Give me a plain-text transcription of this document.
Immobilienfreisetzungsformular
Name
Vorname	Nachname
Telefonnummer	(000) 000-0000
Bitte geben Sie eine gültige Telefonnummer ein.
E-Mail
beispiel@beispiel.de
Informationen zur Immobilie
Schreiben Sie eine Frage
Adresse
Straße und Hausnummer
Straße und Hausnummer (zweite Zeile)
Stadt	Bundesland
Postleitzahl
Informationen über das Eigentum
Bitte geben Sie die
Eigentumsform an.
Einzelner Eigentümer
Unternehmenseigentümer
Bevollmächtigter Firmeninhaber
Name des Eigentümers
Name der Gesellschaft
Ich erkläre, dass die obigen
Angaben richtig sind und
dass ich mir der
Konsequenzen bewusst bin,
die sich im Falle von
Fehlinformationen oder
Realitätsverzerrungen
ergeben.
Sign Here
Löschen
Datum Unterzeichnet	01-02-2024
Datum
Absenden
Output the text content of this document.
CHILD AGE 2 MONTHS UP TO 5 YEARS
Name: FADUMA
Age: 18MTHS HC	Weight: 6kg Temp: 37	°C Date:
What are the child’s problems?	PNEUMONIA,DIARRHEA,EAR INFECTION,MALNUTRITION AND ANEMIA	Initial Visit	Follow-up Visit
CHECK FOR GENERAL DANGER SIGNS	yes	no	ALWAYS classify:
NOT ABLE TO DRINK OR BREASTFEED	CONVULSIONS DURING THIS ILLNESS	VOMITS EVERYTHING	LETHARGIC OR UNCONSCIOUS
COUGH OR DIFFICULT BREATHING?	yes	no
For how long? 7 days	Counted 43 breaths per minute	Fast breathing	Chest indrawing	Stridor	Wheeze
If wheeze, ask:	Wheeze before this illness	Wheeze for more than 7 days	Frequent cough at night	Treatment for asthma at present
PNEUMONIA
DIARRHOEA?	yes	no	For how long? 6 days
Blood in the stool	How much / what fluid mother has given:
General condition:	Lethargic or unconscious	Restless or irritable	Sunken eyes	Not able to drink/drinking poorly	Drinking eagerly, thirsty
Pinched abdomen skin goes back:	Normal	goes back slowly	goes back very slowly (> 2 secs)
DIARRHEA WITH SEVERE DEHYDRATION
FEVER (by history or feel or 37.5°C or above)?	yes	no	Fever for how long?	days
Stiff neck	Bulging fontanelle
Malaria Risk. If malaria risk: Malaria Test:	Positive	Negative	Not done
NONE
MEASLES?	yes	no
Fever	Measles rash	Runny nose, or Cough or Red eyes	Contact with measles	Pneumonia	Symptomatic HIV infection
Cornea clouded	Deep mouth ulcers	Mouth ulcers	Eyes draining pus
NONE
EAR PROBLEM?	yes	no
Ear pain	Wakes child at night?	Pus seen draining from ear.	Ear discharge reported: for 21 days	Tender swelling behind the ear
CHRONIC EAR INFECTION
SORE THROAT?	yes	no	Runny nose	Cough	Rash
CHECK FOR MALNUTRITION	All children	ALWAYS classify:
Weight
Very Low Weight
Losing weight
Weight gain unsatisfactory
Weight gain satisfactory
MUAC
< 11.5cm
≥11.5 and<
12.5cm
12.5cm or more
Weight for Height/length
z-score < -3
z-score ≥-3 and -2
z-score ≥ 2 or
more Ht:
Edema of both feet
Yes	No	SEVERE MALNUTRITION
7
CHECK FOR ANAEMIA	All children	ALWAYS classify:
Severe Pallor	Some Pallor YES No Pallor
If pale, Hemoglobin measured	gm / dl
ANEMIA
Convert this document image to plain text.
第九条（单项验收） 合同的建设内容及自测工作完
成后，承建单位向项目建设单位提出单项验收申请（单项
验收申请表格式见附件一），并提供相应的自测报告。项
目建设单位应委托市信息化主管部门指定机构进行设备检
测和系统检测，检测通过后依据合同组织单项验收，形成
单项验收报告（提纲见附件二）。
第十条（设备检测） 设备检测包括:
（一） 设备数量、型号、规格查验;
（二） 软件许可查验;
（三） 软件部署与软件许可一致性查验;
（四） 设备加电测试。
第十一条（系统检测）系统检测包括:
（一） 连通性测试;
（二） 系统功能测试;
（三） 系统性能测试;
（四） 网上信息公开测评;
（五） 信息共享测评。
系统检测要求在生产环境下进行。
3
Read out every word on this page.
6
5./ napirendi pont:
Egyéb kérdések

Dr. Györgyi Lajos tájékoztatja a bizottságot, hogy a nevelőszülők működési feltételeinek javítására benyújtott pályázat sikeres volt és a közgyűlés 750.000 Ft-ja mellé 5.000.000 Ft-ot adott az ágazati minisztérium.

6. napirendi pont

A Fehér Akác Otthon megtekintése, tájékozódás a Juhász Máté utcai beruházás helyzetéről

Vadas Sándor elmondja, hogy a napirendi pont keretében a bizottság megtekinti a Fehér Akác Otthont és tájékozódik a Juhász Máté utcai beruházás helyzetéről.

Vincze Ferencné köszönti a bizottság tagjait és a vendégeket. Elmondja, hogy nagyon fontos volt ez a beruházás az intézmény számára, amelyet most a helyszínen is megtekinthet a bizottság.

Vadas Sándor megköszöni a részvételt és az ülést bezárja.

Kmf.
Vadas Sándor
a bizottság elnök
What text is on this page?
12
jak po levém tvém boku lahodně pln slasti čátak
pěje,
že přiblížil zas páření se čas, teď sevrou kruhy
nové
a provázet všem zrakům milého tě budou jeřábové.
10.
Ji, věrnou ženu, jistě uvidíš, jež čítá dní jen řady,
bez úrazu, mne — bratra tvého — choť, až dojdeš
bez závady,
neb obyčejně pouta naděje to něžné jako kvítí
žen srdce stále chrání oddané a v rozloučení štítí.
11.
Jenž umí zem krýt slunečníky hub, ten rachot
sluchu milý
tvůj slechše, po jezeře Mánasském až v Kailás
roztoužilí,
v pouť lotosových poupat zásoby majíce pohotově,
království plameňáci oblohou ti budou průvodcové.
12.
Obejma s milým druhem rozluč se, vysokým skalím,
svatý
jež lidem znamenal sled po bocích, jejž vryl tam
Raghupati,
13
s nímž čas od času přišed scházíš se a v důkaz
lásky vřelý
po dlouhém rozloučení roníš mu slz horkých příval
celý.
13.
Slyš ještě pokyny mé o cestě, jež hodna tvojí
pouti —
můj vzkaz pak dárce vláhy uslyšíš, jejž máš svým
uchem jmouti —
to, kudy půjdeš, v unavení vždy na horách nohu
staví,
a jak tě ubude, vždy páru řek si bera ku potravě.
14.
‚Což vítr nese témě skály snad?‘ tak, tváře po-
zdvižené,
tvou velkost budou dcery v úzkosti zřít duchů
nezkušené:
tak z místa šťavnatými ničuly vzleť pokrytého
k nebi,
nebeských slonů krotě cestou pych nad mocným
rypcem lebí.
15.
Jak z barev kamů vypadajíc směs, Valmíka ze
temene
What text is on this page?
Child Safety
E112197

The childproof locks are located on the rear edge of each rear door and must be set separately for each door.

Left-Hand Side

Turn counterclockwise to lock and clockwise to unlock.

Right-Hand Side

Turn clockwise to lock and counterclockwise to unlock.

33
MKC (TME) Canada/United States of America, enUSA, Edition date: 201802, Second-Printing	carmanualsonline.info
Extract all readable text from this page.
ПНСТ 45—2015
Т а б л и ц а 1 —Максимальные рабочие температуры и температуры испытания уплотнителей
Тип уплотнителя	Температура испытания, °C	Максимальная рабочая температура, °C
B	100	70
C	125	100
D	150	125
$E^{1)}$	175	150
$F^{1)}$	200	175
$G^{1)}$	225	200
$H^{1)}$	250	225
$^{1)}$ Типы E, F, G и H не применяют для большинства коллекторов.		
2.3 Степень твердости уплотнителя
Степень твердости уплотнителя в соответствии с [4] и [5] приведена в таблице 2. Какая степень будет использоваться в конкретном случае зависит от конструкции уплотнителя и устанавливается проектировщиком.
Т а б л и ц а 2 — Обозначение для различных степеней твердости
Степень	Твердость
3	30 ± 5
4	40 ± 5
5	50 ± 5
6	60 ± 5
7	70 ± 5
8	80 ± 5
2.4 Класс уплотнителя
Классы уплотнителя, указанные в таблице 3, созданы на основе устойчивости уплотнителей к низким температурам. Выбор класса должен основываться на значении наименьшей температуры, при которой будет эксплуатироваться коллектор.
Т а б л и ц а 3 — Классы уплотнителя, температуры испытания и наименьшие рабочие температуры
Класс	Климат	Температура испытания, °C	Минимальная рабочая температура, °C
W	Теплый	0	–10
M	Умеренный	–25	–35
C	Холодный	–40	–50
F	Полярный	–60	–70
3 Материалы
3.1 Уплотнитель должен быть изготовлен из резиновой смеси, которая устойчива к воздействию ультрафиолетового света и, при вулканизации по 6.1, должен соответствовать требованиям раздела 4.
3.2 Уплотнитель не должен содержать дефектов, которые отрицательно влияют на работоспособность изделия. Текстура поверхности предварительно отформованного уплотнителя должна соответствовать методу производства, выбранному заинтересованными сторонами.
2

───

• _WHAT IS BEING ASKED_: Each line holding the word "Hausnummer" counts once; report the total and nothing else.

• _RESPONSE TO THE EXERCISE_: 2